Retype every entry exactly, character for character.

> **Data rows**
+ + + +

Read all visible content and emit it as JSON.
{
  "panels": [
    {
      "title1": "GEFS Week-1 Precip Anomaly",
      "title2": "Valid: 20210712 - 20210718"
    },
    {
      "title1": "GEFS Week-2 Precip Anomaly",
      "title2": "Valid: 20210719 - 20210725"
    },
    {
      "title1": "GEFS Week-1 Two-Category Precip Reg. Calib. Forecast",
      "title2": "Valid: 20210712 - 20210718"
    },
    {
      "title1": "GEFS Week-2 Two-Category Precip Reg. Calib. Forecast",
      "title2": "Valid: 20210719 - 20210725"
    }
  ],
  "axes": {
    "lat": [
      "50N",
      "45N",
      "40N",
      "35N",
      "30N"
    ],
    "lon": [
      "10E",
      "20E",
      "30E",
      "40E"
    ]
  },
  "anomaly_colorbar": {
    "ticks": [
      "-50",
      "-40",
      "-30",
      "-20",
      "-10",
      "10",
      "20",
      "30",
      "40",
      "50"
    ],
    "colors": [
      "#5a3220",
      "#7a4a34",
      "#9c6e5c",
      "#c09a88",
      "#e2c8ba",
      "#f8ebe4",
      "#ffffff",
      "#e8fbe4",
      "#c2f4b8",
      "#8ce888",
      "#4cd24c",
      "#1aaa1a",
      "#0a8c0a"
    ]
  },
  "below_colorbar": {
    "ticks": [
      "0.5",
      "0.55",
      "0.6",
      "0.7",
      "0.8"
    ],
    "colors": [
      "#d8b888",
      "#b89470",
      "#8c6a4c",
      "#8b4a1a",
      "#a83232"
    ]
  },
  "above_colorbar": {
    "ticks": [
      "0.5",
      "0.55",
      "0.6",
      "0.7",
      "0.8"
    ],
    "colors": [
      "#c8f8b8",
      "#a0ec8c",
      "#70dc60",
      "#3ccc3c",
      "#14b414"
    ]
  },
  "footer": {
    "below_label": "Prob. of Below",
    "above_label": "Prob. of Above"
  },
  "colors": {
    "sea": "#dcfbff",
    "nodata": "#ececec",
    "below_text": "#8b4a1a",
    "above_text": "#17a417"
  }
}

+ + + +

> **Output**
Read all visible content and emit it as JSON.
{
  "panels": [
    {
      "title1": "GEFS Week-1 Precip Anomaly",
      "title2": "Valid: 20210712 - 20210718"
    },
    {
      "title1": "GEFS Week-2 Precip Anomaly",
      "title2": "Valid: 20210719 - 20210725"
    },
    {
      "title1": "GEFS Week-1 Two-Category Precip Reg. Calib. Forecast",
      "title2": "Valid: 20210712 - 20210718"
    },
    {
      "title1": "GEFS Week-2 Two-Category Precip Reg. Calib. Forecast",
      "title2": "Valid: 20210719 - 20210725"
    }
  ],
  "axes": {
    "lat": [
      "50N",
      "45N",
      "40N",
      "35N",
      "30N"
    ],
    "lon": [
      "10E",
      "20E",
      "30E",
      "40E"
    ]
  },
  "anomaly_colorbar": {
    "ticks": [
      "-50",
      "-40",
      "-30",
      "-20",
      "-10",
      "10",
      "20",
      "30",
      "40",
      "50"
    ],
    "colors": [
      "#5a3220",
      "#7a4a34",
      "#9c6e5c",
      "#c09a88",
      "#e2c8ba",
      "#f8ebe4",
      "#ffffff",
      "#e8fbe4",
      "#c2f4b8",
      "#8ce888",
      "#4cd24c",
      "#1aaa1a",
      "#0a8c0a"
    ]
  },
  "below_colorbar": {
    "ticks": [
      "0.5",
      "0.55",
      "0.6",
      "0.7",
      "0.8"
    ],
    "colors": [
      "#d8b888",
      "#b89470",
      "#8c6a4c",
      "#8b4a1a",
      "#a83232"
    ]
  },
  "above_colorbar": {
    "ticks": [
      "0.5",
      "0.55",
      "0.6",
      "0.7",
      "0.8"
    ],
    "colors": [
      "#c8f8b8",
      "#a0ec8c",
      "#70dc60",
      "#3ccc3c",
      "#14b414"
    ]
  },
  "footer": {
    "below_label": "Prob. of Below",
    "above_label": "Prob. of Above"
  },
  "colors": {
    "sea": "#dcfbff",
    "nodata": "#ececec",
    "below_text": "#8b4a1a",
    "above_text": "#17a417"
  }
}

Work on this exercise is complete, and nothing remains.